**PROVIDED ENTRIES:**
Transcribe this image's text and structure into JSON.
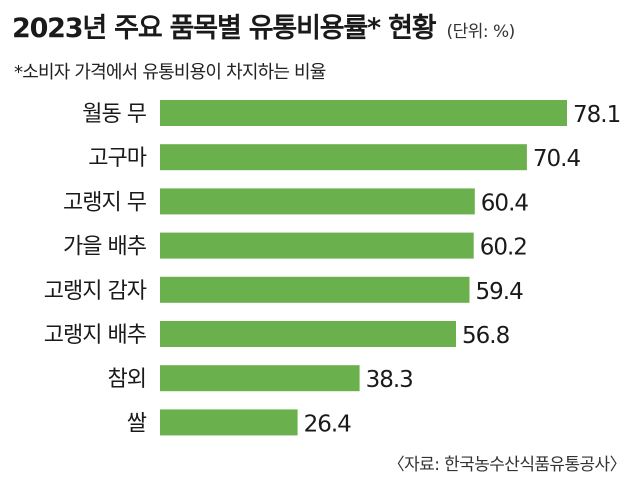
{
  "chart_data": {
    "type": "bar",
    "orientation": "horizontal",
    "title": "2023년 주요 품목별 유통비용률* 현황",
    "unit_label": "(단위: %)",
    "subtitle": "*소비자 가격에서 유통비용이 차지하는 비율",
    "categories": [
      "월동 무",
      "고구마",
      "고랭지 무",
      "가을 배추",
      "고랭지 감자",
      "고랭지 배추",
      "참외",
      "쌀"
    ],
    "values": [
      78.1,
      70.4,
      60.4,
      60.2,
      59.4,
      56.8,
      38.3,
      26.4
    ],
    "value_labels": [
      "78.1",
      "70.4",
      "60.4",
      "60.2",
      "59.4",
      "56.8",
      "38.3",
      "26.4"
    ],
    "xlim": [
      0,
      78.1
    ],
    "grid": false,
    "legend": "none",
    "bar_color": "#6ab04c",
    "source": "〈자료: 한국농수산식품유통공사〉"
  }
}
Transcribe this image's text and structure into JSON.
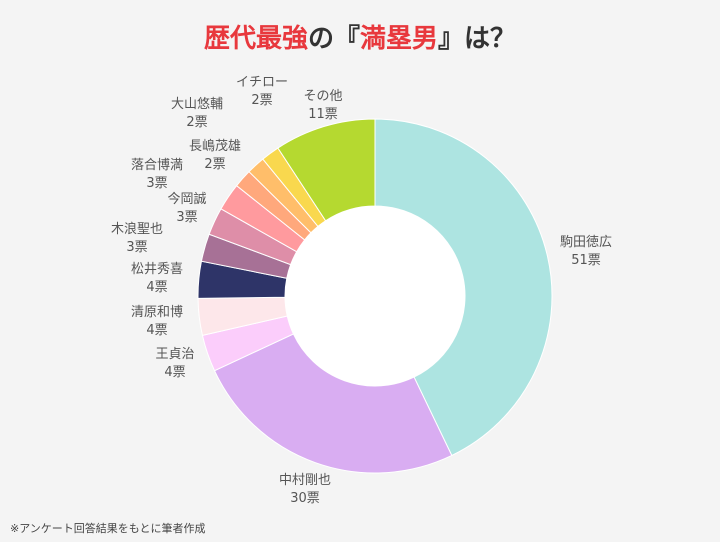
{
  "title": {
    "part1": "歴代最強",
    "part2": "の『",
    "part3": "満塁男",
    "part4": "』は？"
  },
  "source_note": "※アンケート回答結果をもとに筆者作成",
  "chart_data": {
    "type": "pie",
    "donut": true,
    "title": "歴代最強の『満塁男』は？",
    "unit": "票",
    "slices": [
      {
        "name": "駒田徳広",
        "value": 51,
        "label": "51票",
        "color": "#ade4e1"
      },
      {
        "name": "中村剛也",
        "value": 30,
        "label": "30票",
        "color": "#d9adf2"
      },
      {
        "name": "王貞治",
        "value": 4,
        "label": "4票",
        "color": "#fbcdfb"
      },
      {
        "name": "清原和博",
        "value": 4,
        "label": "4票",
        "color": "#fde7ea"
      },
      {
        "name": "松井秀喜",
        "value": 4,
        "label": "4票",
        "color": "#2e3468"
      },
      {
        "name": "木浪聖也",
        "value": 3,
        "label": "3票",
        "color": "#a77196"
      },
      {
        "name": "今岡誠",
        "value": 3,
        "label": "3票",
        "color": "#de8ea8"
      },
      {
        "name": "落合博満",
        "value": 3,
        "label": "3票",
        "color": "#ff9a9e"
      },
      {
        "name": "長嶋茂雄",
        "value": 2,
        "label": "2票",
        "color": "#ffa87c"
      },
      {
        "name": "大山悠輔",
        "value": 2,
        "label": "2票",
        "color": "#ffbe6a"
      },
      {
        "name": "イチロー",
        "value": 2,
        "label": "2票",
        "color": "#f9d84e"
      },
      {
        "name": "その他",
        "value": 11,
        "label": "11票",
        "color": "#b5d930"
      }
    ]
  }
}
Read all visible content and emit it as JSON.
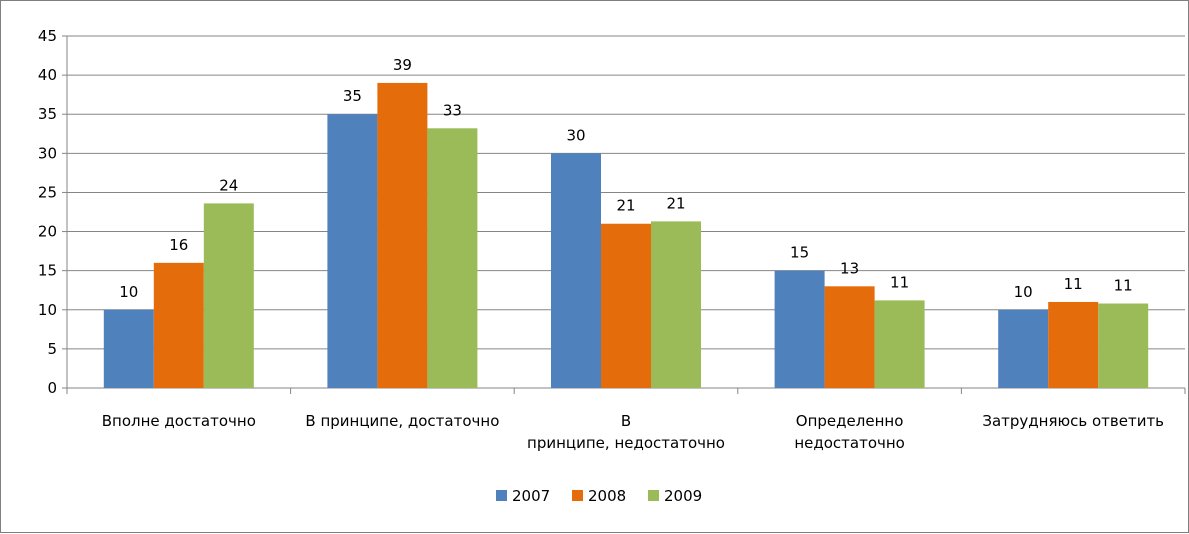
{
  "chart_data": {
    "type": "bar",
    "categories": [
      [
        "Вполне достаточно"
      ],
      [
        "В принципе, достаточно"
      ],
      [
        "В",
        "принципе, недостаточно"
      ],
      [
        "Определенно",
        "недостаточно"
      ],
      [
        "Затрудняюсь ответить"
      ]
    ],
    "series": [
      {
        "name": "2007",
        "color": "#4f81bd",
        "values": [
          10,
          35,
          30,
          15,
          10
        ],
        "labels": [
          "10",
          "35",
          "30",
          "15",
          "10"
        ]
      },
      {
        "name": "2008",
        "color": "#e46c0a",
        "values": [
          16,
          39,
          21,
          13,
          11
        ],
        "labels": [
          "16",
          "39",
          "21",
          "13",
          "11"
        ]
      },
      {
        "name": "2009",
        "color": "#9bbb59",
        "values": [
          23.6,
          33.2,
          21.3,
          11.2,
          10.8
        ],
        "labels": [
          "24",
          "33",
          "21",
          "11",
          "11"
        ]
      }
    ],
    "ylim": [
      0,
      45
    ],
    "yticks": [
      0,
      5,
      10,
      15,
      20,
      25,
      30,
      35,
      40,
      45
    ],
    "grid": true,
    "legend": "bottom",
    "title": "",
    "xlabel": "",
    "ylabel": ""
  }
}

**EXERCISE:** The records above should be reproduced exactly, with no pictures included.

**RESULT FOR THIS EXERCISE:**
Transcribe this image's text and structure into JSON.
{
  "chart_data": {
    "type": "bar",
    "orientation": "horizontal",
    "title": "2023년 주요 품목별 유통비용률* 현황",
    "unit_label": "(단위: %)",
    "subtitle": "*소비자 가격에서 유통비용이 차지하는 비율",
    "categories": [
      "월동 무",
      "고구마",
      "고랭지 무",
      "가을 배추",
      "고랭지 감자",
      "고랭지 배추",
      "참외",
      "쌀"
    ],
    "values": [
      78.1,
      70.4,
      60.4,
      60.2,
      59.4,
      56.8,
      38.3,
      26.4
    ],
    "value_labels": [
      "78.1",
      "70.4",
      "60.4",
      "60.2",
      "59.4",
      "56.8",
      "38.3",
      "26.4"
    ],
    "xlim": [
      0,
      78.1
    ],
    "grid": false,
    "legend": "none",
    "bar_color": "#6ab04c",
    "source": "〈자료: 한국농수산식품유통공사〉"
  }
}
Transcribe this image's text and structure into JSON.
{
  "title": {
    "part1": "歴代最強",
    "part2": "の『",
    "part3": "満塁男",
    "part4": "』は？"
  },
  "source_note": "※アンケート回答結果をもとに筆者作成",
  "chart_data": {
    "type": "pie",
    "donut": true,
    "title": "歴代最強の『満塁男』は？",
    "unit": "票",
    "slices": [
      {
        "name": "駒田徳広",
        "value": 51,
        "label": "51票",
        "color": "#ade4e1"
      },
      {
        "name": "中村剛也",
        "value": 30,
        "label": "30票",
        "color": "#d9adf2"
      },
      {
        "name": "王貞治",
        "value": 4,
        "label": "4票",
        "color": "#fbcdfb"
      },
      {
        "name": "清原和博",
        "value": 4,
        "label": "4票",
        "color": "#fde7ea"
      },
      {
        "name": "松井秀喜",
        "value": 4,
        "label": "4票",
        "color": "#2e3468"
      },
      {
        "name": "木浪聖也",
        "value": 3,
        "label": "3票",
        "color": "#a77196"
      },
      {
        "name": "今岡誠",
        "value": 3,
        "label": "3票",
        "color": "#de8ea8"
      },
      {
        "name": "落合博満",
        "value": 3,
        "label": "3票",
        "color": "#ff9a9e"
      },
      {
        "name": "長嶋茂雄",
        "value": 2,
        "label": "2票",
        "color": "#ffa87c"
      },
      {
        "name": "大山悠輔",
        "value": 2,
        "label": "2票",
        "color": "#ffbe6a"
      },
      {
        "name": "イチロー",
        "value": 2,
        "label": "2票",
        "color": "#f9d84e"
      },
      {
        "name": "その他",
        "value": 11,
        "label": "11票",
        "color": "#b5d930"
      }
    ]
  }
}
Read all visible content and emit it as JSON.
{
  "chart_data": {
    "type": "bar",
    "categories": [
      [
        "Вполне достаточно"
      ],
      [
        "В принципе, достаточно"
      ],
      [
        "В",
        "принципе, недостаточно"
      ],
      [
        "Определенно",
        "недостаточно"
      ],
      [
        "Затрудняюсь ответить"
      ]
    ],
    "series": [
      {
        "name": "2007",
        "color": "#4f81bd",
        "values": [
          10,
          35,
          30,
          15,
          10
        ],
        "labels": [
          "10",
          "35",
          "30",
          "15",
          "10"
        ]
      },
      {
        "name": "2008",
        "color": "#e46c0a",
        "values": [
          16,
          39,
          21,
          13,
          11
        ],
        "labels": [
          "16",
          "39",
          "21",
          "13",
          "11"
        ]
      },
      {
        "name": "2009",
        "color": "#9bbb59",
        "values": [
          23.6,
          33.2,
          21.3,
          11.2,
          10.8
        ],
        "labels": [
          "24",
          "33",
          "21",
          "11",
          "11"
        ]
      }
    ],
    "ylim": [
      0,
      45
    ],
    "yticks": [
      0,
      5,
      10,
      15,
      20,
      25,
      30,
      35,
      40,
      45
    ],
    "grid": true,
    "legend": "bottom",
    "title": "",
    "xlabel": "",
    "ylabel": ""
  }
}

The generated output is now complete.